◆ Task details
From the entries below, say how many lines carry the word "annotation", and give nothing but the number.

◆ Extracted records
____________________

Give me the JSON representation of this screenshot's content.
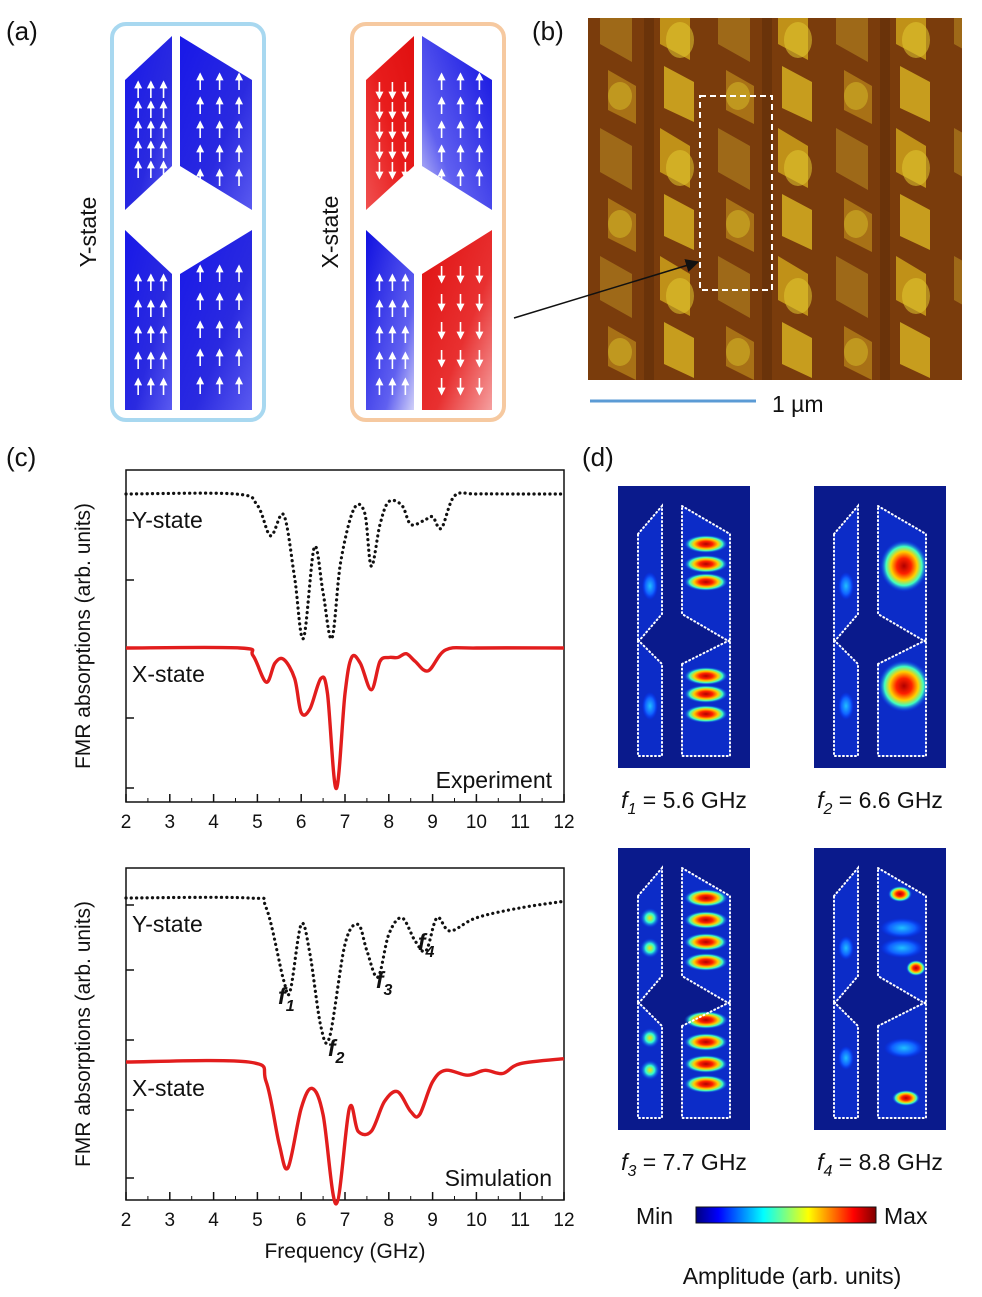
{
  "panels": {
    "a": {
      "label": "(a)",
      "states": [
        {
          "name": "Y-state",
          "frame_color": "#a8d8f0"
        },
        {
          "name": "X-state",
          "frame_color": "#f6c9a0"
        }
      ]
    },
    "b": {
      "label": "(b)",
      "scalebar_label": "1 µm",
      "scalebar_color": "#5b9bd5"
    },
    "c": {
      "label": "(c)"
    },
    "d": {
      "label": "(d)",
      "modes": [
        {
          "sym": "f",
          "sub": "1",
          "value": " = 5.6 GHz"
        },
        {
          "sym": "f",
          "sub": "2",
          "value": " = 6.6 GHz"
        },
        {
          "sym": "f",
          "sub": "3",
          "value": " = 7.7 GHz"
        },
        {
          "sym": "f",
          "sub": "4",
          "value": " = 8.8 GHz"
        }
      ],
      "colorbar_min": "Min",
      "colorbar_max": "Max",
      "colorbar_label": "Amplitude (arb. units)"
    }
  },
  "colors": {
    "blue": "#1010d8",
    "red": "#e01818",
    "mode_bg": "#0a1a8c"
  },
  "chart_data": [
    {
      "type": "line",
      "annotation": "Experiment",
      "xlabel": "",
      "ylabel": "FMR absorptions (arb. units)",
      "xlim": [
        2,
        12
      ],
      "xticks": [
        "2",
        "3",
        "4",
        "5",
        "6",
        "7",
        "8",
        "9",
        "10",
        "11",
        "12"
      ],
      "series": [
        {
          "name": "Y-state",
          "style": "dotted",
          "color": "#111111",
          "x": [
            2,
            4.5,
            5.0,
            5.3,
            5.6,
            5.85,
            6.05,
            6.3,
            6.5,
            6.7,
            6.9,
            7.2,
            7.45,
            7.6,
            7.8,
            8.0,
            8.3,
            8.5,
            8.8,
            9.0,
            9.2,
            9.5,
            10,
            11,
            12
          ],
          "y": [
            0,
            0,
            -0.3,
            -1.1,
            -0.55,
            -2.2,
            -3.8,
            -1.4,
            -2.6,
            -3.8,
            -1.8,
            -0.4,
            -0.5,
            -1.9,
            -0.8,
            -0.2,
            -0.3,
            -0.8,
            -0.7,
            -0.6,
            -0.9,
            -0.05,
            0,
            0,
            0
          ]
        },
        {
          "name": "X-state",
          "style": "solid",
          "color": "#e21d1d",
          "x": [
            2,
            4.6,
            4.9,
            5.2,
            5.4,
            5.6,
            5.85,
            6.0,
            6.2,
            6.45,
            6.6,
            6.8,
            7.0,
            7.15,
            7.35,
            7.6,
            7.8,
            8.0,
            8.2,
            8.4,
            8.6,
            8.9,
            9.3,
            10,
            12
          ],
          "y": [
            0,
            0,
            -0.2,
            -0.9,
            -0.4,
            -0.3,
            -0.8,
            -1.7,
            -1.6,
            -0.8,
            -1.2,
            -3.7,
            -1.2,
            -0.25,
            -0.4,
            -1.1,
            -0.35,
            -0.25,
            -0.25,
            -0.15,
            -0.35,
            -0.6,
            -0.05,
            0,
            0
          ]
        }
      ]
    },
    {
      "type": "line",
      "annotation": "Simulation",
      "xlabel": "Frequency (GHz)",
      "ylabel": "FMR absorptions (arb. units)",
      "xlim": [
        2,
        12
      ],
      "xticks": [
        "2",
        "3",
        "4",
        "5",
        "6",
        "7",
        "8",
        "9",
        "10",
        "11",
        "12"
      ],
      "series": [
        {
          "name": "Y-state",
          "style": "dotted",
          "color": "#111111",
          "x": [
            2,
            4.8,
            5.2,
            5.6,
            5.75,
            6.0,
            6.2,
            6.45,
            6.65,
            7.0,
            7.3,
            7.5,
            7.75,
            8.0,
            8.3,
            8.6,
            8.85,
            9.1,
            9.4,
            10,
            11,
            12
          ],
          "y": [
            0,
            0,
            -0.3,
            -2.5,
            -2.8,
            -0.8,
            -1.7,
            -3.9,
            -4.2,
            -1.4,
            -0.8,
            -1.6,
            -2.4,
            -1.1,
            -0.6,
            -1.3,
            -1.6,
            -0.6,
            -1.0,
            -0.6,
            -0.3,
            -0.1
          ]
        },
        {
          "name": "X-state",
          "style": "solid",
          "color": "#e21d1d",
          "x": [
            2,
            4.8,
            5.2,
            5.5,
            5.7,
            6.0,
            6.25,
            6.5,
            6.8,
            7.1,
            7.3,
            7.6,
            7.9,
            8.2,
            8.5,
            8.7,
            9.0,
            9.3,
            9.8,
            10.2,
            10.6,
            11,
            12
          ],
          "y": [
            0,
            0,
            -0.6,
            -2.5,
            -3.2,
            -1.4,
            -0.8,
            -1.6,
            -4.3,
            -1.4,
            -2.1,
            -2.1,
            -1.2,
            -0.9,
            -1.5,
            -1.6,
            -0.6,
            -0.25,
            -0.4,
            -0.25,
            -0.35,
            -0.05,
            0.1
          ]
        }
      ],
      "peak_markers": [
        {
          "sym": "f",
          "sub": "1",
          "x": 5.7
        },
        {
          "sym": "f",
          "sub": "2",
          "x": 6.7
        },
        {
          "sym": "f",
          "sub": "3",
          "x": 7.75
        },
        {
          "sym": "f",
          "sub": "4",
          "x": 8.8
        }
      ]
    }
  ]
}
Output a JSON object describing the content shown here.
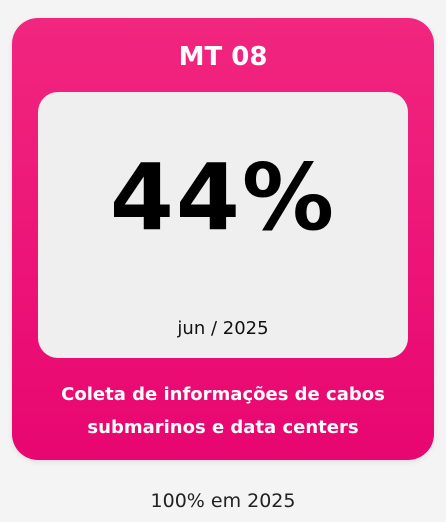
{
  "card": {
    "title": "MT 08",
    "value": "44%",
    "date": "jun / 2025",
    "description": "Coleta de informações de cabos submarinos e data centers"
  },
  "footer": "100% em 2025"
}
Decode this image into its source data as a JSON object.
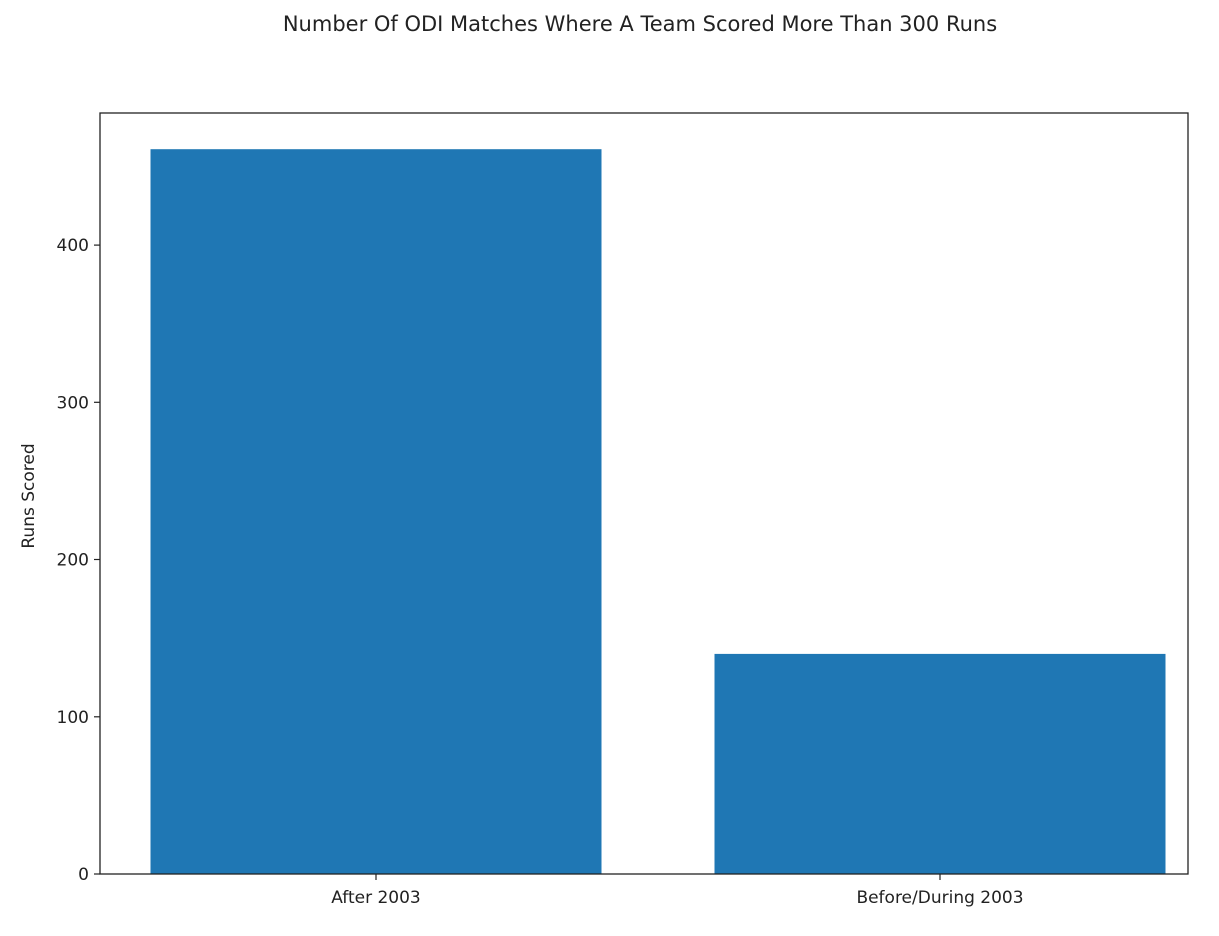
{
  "chart_data": {
    "type": "bar",
    "title": "Number Of ODI Matches Where A Team Scored More Than 300 Runs",
    "xlabel": "",
    "ylabel": "Runs Scored",
    "categories": [
      "After 2003",
      "Before/During 2003"
    ],
    "values": [
      461,
      140
    ],
    "ylim": [
      0,
      484
    ],
    "yticks": [
      0,
      100,
      200,
      300,
      400
    ],
    "bar_color": "#1f77b4",
    "grid": false,
    "legend": "none"
  }
}
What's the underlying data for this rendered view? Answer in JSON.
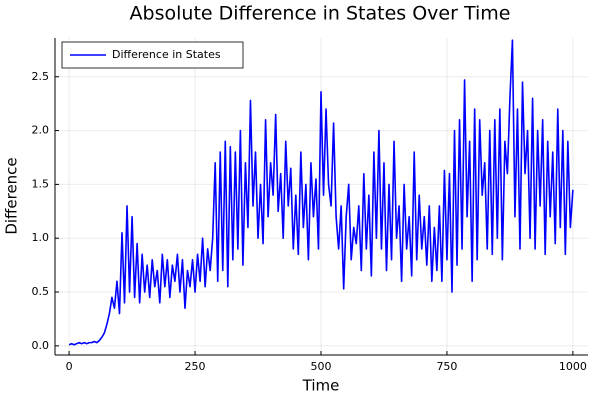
{
  "chart_data": {
    "type": "line",
    "title": "Absolute Difference in States Over Time",
    "x_label": "Time",
    "y_label": "Difference",
    "x": [
      0,
      5,
      10,
      15,
      20,
      25,
      30,
      35,
      40,
      45,
      50,
      55,
      60,
      65,
      70,
      75,
      80,
      85,
      90,
      95,
      100,
      105,
      110,
      115,
      120,
      125,
      130,
      135,
      140,
      145,
      150,
      155,
      160,
      165,
      170,
      175,
      180,
      185,
      190,
      195,
      200,
      205,
      210,
      215,
      220,
      225,
      230,
      235,
      240,
      245,
      250,
      255,
      260,
      265,
      270,
      275,
      280,
      285,
      290,
      295,
      300,
      305,
      310,
      315,
      320,
      325,
      330,
      335,
      340,
      345,
      350,
      355,
      360,
      365,
      370,
      375,
      380,
      385,
      390,
      395,
      400,
      405,
      410,
      415,
      420,
      425,
      430,
      435,
      440,
      445,
      450,
      455,
      460,
      465,
      470,
      475,
      480,
      485,
      490,
      495,
      500,
      505,
      510,
      515,
      520,
      525,
      530,
      535,
      540,
      545,
      550,
      555,
      560,
      565,
      570,
      575,
      580,
      585,
      590,
      595,
      600,
      605,
      610,
      615,
      620,
      625,
      630,
      635,
      640,
      645,
      650,
      655,
      660,
      665,
      670,
      675,
      680,
      685,
      690,
      695,
      700,
      705,
      710,
      715,
      720,
      725,
      730,
      735,
      740,
      745,
      750,
      755,
      760,
      765,
      770,
      775,
      780,
      785,
      790,
      795,
      800,
      805,
      810,
      815,
      820,
      825,
      830,
      835,
      840,
      845,
      850,
      855,
      860,
      865,
      870,
      875,
      880,
      885,
      890,
      895,
      900,
      905,
      910,
      915,
      920,
      925,
      930,
      935,
      940,
      945,
      950,
      955,
      960,
      965,
      970,
      975,
      980,
      985,
      990,
      995,
      1000
    ],
    "series": [
      {
        "name": "Difference in States",
        "color": "#0000ff",
        "values": [
          0.01,
          0.02,
          0.01,
          0.02,
          0.03,
          0.02,
          0.03,
          0.02,
          0.03,
          0.03,
          0.04,
          0.03,
          0.05,
          0.08,
          0.12,
          0.2,
          0.3,
          0.45,
          0.35,
          0.6,
          0.3,
          1.05,
          0.4,
          1.3,
          0.5,
          1.2,
          0.45,
          0.95,
          0.4,
          0.85,
          0.5,
          0.75,
          0.45,
          0.8,
          0.55,
          0.7,
          0.4,
          0.85,
          0.55,
          0.8,
          0.45,
          0.75,
          0.6,
          0.85,
          0.5,
          0.8,
          0.35,
          0.7,
          0.55,
          0.8,
          0.5,
          0.85,
          0.6,
          1.0,
          0.55,
          0.9,
          0.7,
          1.0,
          1.7,
          0.6,
          1.8,
          0.7,
          1.9,
          0.55,
          1.85,
          0.8,
          1.8,
          0.9,
          2.0,
          0.75,
          1.7,
          1.1,
          2.28,
          1.3,
          1.8,
          1.0,
          1.5,
          0.95,
          2.1,
          1.2,
          1.7,
          1.4,
          2.15,
          1.25,
          1.6,
          1.0,
          1.9,
          1.3,
          1.65,
          0.9,
          1.4,
          0.85,
          1.8,
          1.1,
          1.5,
          0.8,
          1.7,
          1.2,
          1.55,
          0.9,
          2.36,
          1.4,
          2.2,
          1.5,
          1.3,
          2.07,
          1.2,
          0.9,
          1.3,
          0.53,
          1.2,
          1.5,
          0.8,
          1.1,
          0.95,
          1.3,
          0.7,
          1.6,
          0.9,
          1.4,
          0.65,
          1.8,
          1.0,
          2.0,
          0.9,
          1.7,
          0.7,
          1.5,
          0.8,
          1.9,
          1.0,
          1.3,
          0.6,
          1.5,
          0.9,
          1.2,
          0.65,
          1.8,
          0.8,
          1.4,
          0.9,
          1.2,
          0.75,
          1.3,
          0.6,
          1.1,
          0.7,
          1.3,
          0.6,
          1.63,
          0.8,
          1.6,
          0.5,
          2.0,
          0.75,
          2.1,
          0.9,
          2.47,
          1.2,
          1.9,
          0.6,
          2.2,
          0.8,
          2.1,
          1.4,
          1.7,
          0.9,
          2.0,
          0.85,
          2.1,
          1.0,
          2.2,
          0.8,
          1.9,
          1.6,
          2.3,
          2.84,
          1.2,
          2.2,
          0.9,
          2.45,
          1.6,
          2.0,
          1.0,
          2.3,
          0.9,
          2.0,
          1.3,
          2.1,
          0.85,
          1.9,
          1.2,
          1.8,
          0.95,
          2.2,
          1.1,
          2.0,
          0.85,
          1.9,
          1.1,
          1.45
        ]
      }
    ],
    "xlim": [
      -28,
      1030
    ],
    "ylim": [
      -0.085,
      2.86
    ],
    "xticks": [
      0,
      250,
      500,
      750,
      1000
    ],
    "yticks": [
      {
        "value": 0,
        "label": "0.0"
      },
      0.5,
      {
        "value": 1,
        "label": "1.0"
      },
      1.5,
      {
        "value": 2,
        "label": "2.0"
      },
      2.5
    ],
    "grid": true,
    "legend": "top-left"
  }
}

____________________

◆ Result of this exercise
2